Start of Reading passage

The F-values were calculated for the remaining 187 and 302 SNPs to measure the strength of the instruments. SNPs with an F-statistic of <10 are normally labeled as “weak instruments” (25). In this study, the F-statistic values for all the SNPs were >10, indicating that there were no weak IVs. Five and nine ambiguous SNPs associated with Vit D and 25-OHD, respectively, were then dropped during the analysis, and the causal direction of the remaining SNPs was detected and found to be positive. These results indicated that the variables satisfied the strong relevance assumption of MR and that the instrument bias was weak and could not substantially influence the estimations of causal effects (Table 2).

Finally, 182 and 293 SNPs were screened to determine the causal relationship between IGF-1 and Vit D or 25-OHD levels, respectively. The distribution of the influence of individual SNPs on the results can be seen in the scatter plots in Figure 2.


Figure 2. Scatter plots showing the causal effect of exposure on outcome. (A) The effect of IGF-1 on vitamin D. (B) The effect of IGF-1 on 25-hydroxyvitamin D. (C) The effect of vitamin D on IGF-1. (D) The effect of 25-hydroxyvitamin D on IGF-1.

3.2. Main results

The results obtained using the five MR methods (IVW, WM, MR-Egger, Simple Mode, and Weighted Mode) were generally consistent and positive. Tables 2, 3 show all MR analysis and sensitivity analysis assessments.


Table 3. Tests of MR-Steiger causal direction, MR-Egger I2, heterogeneity, and pleiotropy.

The IVW and WM MR results showed that a significant causal relationship (p < 0.05) existed between IGF-1 levels and Vit D/serum 25-OHD levels, and there was also a positive correlation between them (Vit D: IVW β: 0.021, 95% CI: 0.005–0.036, p = 7.74 × 10–3; Weighted Median β: 0.031, 95% CI: 0.008–0.054, p = 7.26 × 10–3; Weighted Mode β: 0.027, 95% CI: 0.003–0.052, p = 3.01 × 10–2; 25-OHD: IVW β: 0.041, 95% CI: 0.026–0.057, p = 2.50 × 10–7; Weighted Median β: 0.026, 95% CI: 0.006–0.046, p = 1.17 × 10–2; Simple Mode β: 0.069, 95% CI: 0.011–0.126, p = 2.07 × 10–2; Weighted Mode β: 0.029, 95% CI: 0.005 to 0.052, p = 1.81 × 10–2). However, when the MR-Egger regression method and Simple Mode were used, no significant association was detected between IGF-1 and Vit D levels (MR-Egger β: 0.019, 95% CI: −0.011 to 0.049, p = 0.21; Simple Mode β: 0.021, 95% CI: −0.034 to 0.076, p = 0.459) or between IGF-1 and 25-OHD (MR-Egger β: 0.021, 95% CI: −0.009 to 0.052, p = 0.176) levels when the MR-Egger regression method was used (Table 2).

MR-Egger regression was used to assess pleiotropy, with the results showing that horizontal pleiotropy was unlikely to bias the causal relationship between IGF-1 and Vit D (p = 0.90) or 25-OHD (p = 0.14) (Table 3). The IVW estimates were consistent with the WM estimates because pleiotropy assessments are considered not pleiotropic between these SNPs and the causality of IVW estimates is more robust than that of MR-Egger regression estimates because results considering GWAS are phenotypically normalized (1). The relationship between Vit D and IGF-1 levels was consistent with that between serum 25-OHD and IGF-1 levels, thus rendering the results more reliable. These results strongly suggested that both Vit D and serum 25-OHD levels increase with increasing IGF-1 levels.

End of Reading passage
Start of Supplied data

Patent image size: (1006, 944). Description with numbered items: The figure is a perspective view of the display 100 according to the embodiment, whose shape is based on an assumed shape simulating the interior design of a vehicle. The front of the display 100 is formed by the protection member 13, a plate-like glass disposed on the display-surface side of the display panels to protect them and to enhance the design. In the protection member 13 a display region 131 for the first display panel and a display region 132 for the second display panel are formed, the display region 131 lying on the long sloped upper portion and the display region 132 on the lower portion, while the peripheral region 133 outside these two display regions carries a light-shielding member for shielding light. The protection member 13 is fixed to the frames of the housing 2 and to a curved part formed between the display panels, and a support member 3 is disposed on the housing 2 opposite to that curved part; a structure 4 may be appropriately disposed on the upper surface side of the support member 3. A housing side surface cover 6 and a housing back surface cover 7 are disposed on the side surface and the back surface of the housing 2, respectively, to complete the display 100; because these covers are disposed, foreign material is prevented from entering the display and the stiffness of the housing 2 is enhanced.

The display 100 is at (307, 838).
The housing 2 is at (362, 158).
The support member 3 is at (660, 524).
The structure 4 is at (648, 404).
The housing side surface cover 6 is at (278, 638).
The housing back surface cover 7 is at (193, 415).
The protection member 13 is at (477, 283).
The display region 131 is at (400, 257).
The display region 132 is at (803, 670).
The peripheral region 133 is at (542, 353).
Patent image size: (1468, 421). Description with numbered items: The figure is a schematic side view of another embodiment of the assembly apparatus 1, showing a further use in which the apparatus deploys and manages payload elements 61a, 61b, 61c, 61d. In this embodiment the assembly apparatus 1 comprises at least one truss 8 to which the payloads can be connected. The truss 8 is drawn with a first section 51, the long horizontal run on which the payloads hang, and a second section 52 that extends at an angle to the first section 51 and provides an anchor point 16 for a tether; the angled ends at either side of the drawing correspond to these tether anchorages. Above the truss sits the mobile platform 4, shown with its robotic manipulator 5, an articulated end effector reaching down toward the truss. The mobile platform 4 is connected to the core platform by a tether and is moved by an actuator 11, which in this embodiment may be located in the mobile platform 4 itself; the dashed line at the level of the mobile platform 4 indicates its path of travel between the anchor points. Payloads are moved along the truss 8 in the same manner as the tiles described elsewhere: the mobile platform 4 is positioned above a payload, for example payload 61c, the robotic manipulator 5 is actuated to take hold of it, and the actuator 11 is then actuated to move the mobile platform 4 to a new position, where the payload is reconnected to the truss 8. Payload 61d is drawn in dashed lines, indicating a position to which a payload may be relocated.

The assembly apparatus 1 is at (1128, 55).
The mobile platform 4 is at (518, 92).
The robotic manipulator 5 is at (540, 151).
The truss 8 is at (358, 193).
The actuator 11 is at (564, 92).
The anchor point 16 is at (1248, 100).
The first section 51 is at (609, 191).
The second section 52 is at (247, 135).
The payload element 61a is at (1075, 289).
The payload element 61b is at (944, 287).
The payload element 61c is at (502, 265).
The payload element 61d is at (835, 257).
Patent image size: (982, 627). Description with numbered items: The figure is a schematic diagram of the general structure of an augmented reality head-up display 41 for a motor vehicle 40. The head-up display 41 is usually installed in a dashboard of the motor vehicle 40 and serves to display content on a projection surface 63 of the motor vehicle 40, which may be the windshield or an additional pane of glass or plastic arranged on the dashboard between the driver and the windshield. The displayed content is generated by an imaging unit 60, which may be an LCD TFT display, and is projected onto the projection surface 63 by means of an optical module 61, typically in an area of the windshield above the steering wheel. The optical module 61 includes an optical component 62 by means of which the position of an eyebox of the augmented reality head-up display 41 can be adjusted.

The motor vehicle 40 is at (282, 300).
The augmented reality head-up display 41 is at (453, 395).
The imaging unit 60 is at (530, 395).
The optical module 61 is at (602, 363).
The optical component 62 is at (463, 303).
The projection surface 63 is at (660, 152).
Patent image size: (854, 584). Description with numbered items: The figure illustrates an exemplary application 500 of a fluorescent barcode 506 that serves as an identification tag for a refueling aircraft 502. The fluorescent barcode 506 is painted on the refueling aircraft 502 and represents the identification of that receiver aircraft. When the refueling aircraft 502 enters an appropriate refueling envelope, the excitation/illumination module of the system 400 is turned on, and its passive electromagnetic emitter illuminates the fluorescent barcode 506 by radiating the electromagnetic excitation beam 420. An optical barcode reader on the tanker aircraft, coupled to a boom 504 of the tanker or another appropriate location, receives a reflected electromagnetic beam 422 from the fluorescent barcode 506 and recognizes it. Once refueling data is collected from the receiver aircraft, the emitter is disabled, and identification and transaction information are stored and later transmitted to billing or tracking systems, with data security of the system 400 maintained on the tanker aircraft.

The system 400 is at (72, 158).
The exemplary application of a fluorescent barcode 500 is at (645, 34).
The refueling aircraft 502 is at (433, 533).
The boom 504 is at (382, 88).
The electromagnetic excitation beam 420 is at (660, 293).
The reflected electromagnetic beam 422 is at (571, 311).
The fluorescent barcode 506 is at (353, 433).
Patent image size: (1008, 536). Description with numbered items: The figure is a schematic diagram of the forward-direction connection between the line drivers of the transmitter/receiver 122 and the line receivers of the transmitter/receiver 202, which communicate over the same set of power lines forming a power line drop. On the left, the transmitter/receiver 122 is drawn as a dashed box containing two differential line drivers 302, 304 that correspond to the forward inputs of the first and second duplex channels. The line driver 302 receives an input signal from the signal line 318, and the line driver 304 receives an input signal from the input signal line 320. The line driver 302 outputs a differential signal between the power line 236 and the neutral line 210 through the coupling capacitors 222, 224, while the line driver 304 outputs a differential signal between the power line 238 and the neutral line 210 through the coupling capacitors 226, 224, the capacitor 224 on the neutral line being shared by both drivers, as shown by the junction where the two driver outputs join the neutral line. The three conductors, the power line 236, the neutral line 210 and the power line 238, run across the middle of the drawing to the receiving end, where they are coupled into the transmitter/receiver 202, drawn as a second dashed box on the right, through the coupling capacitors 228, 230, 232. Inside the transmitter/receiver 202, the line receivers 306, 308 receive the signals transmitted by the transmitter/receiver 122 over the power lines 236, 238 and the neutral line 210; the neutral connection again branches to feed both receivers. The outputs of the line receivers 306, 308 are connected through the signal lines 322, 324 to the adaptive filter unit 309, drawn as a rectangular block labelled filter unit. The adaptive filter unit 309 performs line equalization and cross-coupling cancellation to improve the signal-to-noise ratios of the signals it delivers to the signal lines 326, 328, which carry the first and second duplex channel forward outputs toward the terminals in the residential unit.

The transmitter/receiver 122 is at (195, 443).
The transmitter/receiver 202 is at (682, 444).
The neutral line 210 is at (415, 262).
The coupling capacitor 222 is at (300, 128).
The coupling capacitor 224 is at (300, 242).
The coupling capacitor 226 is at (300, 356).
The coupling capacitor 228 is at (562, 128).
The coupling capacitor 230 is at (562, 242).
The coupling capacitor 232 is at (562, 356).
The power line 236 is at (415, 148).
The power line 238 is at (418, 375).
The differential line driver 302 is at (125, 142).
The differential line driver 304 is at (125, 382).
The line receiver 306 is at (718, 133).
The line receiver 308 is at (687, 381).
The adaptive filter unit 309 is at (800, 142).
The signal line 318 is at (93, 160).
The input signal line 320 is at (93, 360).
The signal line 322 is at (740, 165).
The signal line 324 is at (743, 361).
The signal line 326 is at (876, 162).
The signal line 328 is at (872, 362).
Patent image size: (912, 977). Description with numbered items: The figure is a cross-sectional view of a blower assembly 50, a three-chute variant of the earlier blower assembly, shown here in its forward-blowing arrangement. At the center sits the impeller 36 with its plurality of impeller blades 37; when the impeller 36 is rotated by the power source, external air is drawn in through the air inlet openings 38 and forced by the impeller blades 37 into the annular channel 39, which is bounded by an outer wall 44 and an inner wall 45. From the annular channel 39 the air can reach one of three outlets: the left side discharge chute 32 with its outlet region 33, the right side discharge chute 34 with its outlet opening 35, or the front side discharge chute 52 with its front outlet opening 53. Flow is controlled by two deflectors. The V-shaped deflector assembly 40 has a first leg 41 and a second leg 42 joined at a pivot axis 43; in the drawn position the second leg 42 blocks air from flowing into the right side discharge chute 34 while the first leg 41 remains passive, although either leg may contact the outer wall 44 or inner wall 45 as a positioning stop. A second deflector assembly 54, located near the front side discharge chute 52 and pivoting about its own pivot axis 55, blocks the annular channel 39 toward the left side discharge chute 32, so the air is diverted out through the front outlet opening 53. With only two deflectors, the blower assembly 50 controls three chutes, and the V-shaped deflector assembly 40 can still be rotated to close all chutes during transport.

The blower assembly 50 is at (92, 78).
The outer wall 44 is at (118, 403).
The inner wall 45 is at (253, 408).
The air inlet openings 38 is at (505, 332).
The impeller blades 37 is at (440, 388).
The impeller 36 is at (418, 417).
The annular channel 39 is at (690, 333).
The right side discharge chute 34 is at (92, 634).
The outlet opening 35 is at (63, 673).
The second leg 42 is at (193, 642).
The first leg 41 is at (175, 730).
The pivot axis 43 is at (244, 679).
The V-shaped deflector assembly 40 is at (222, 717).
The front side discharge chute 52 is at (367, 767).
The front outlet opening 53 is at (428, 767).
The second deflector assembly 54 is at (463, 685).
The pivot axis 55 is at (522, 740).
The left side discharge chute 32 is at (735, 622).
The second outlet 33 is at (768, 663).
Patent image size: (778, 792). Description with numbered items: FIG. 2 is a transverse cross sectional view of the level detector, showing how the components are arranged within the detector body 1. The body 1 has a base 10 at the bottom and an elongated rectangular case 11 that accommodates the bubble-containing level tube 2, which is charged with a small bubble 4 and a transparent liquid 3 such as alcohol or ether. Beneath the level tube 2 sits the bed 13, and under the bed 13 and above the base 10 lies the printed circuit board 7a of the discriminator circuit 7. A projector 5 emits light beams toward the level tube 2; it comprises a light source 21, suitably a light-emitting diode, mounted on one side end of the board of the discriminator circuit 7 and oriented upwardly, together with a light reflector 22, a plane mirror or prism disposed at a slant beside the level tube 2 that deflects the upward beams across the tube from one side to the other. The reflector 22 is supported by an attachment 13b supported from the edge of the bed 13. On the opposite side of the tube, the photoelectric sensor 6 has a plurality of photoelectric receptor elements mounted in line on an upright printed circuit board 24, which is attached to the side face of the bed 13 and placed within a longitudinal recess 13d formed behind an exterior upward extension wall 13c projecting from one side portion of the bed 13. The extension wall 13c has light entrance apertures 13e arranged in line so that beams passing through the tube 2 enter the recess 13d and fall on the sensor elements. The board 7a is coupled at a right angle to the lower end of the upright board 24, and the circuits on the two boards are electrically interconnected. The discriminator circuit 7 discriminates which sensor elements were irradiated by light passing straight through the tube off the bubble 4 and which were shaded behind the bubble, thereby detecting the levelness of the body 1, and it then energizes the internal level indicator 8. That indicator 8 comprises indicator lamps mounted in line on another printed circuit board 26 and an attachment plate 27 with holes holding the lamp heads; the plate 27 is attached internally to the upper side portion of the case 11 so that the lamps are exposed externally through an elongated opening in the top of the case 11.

End of Supplied data

> _Work order A_
In the passage on IGF-1 and vitamin D, starting with "Finally, 182 and" and going on through "sensitivity analysis assessments.", swap "Figure 2" for "Fig. 2" and write out that stretch.
> _Work order B_
Pick up the passage on IGF-1 and vitamin D after its last sentence and keep writing.
The rows have nothing to do with what you are asked here.

> _Exercise response A_
Finally, 182 and 293 SNPs were screened to determine the causal relationship between IGF-1 and Vit D or 25-OHD levels, respectively. The distribution of the influence of individual SNPs on the results can be seen in the scatter plots in Fig. 2.


Fig. 2. Scatter plots showing the causal effect of exposure on outcome. (A) The effect of IGF-1 on vitamin D. (B) The effect of IGF-1 on 25-hydroxyvitamin D. (C) The effect of vitamin D on IGF-1. (D) The effect of 25-hydroxyvitamin D on IGF-1.

3.2. Main results

The results obtained using the five MR methods (IVW, WM, MR-Egger, Simple Mode, and Weighted Mode) were generally consistent and positive. Tables 2, 3 show all MR analysis and sensitivity analysis assessments.

> _Exercise response B_
3.3. Sensitivity analysis

(1) Between estimates of SNPs for IVW assays, MR-Egger, Cochran Q-values, and het-I2 indicate significant heterogeneity (26) (Vit D: MR-Egger Q = 251.7, het-I2<0.4, p < 0.05; IVW Q = 251.7 het-I2<0.4, p < 0.05; 25-OHD: MR-Egger Q = 694.5, het-I2 > 0.4, p < 0.05; IVW Q = 699.8, het-I2 > 0.4, p < 0.05) (Table 3). In this case, a random-effects model was used (31). (2) After we used the MR-PRESSO test to exclude SNPs with horizontal pleiotropy, the MR-Steiger results indicated that there was no reverse in any of the selected SNPs, thus supporting a causal relationship between IGF-1 levels and those of Vit D and its metabolic intermediate, 25-OHD (Table 3). (3) The leave-one-out analysis also showed that none of the SNPs drove MR estimates, which meant that the results were robust (Supplementary Figure 1). Furthermore, a funnel plot (Figure 3) was used to test the InSIDE assumption of the MR-Egger method, which was satisfied, as the left and right sides of the funnel plot were symmetrical (27). At the same time, the I2 values of MR-Egger in this study were all >99%, indicating that the conclusions will not be affected by outliers and strong influence points.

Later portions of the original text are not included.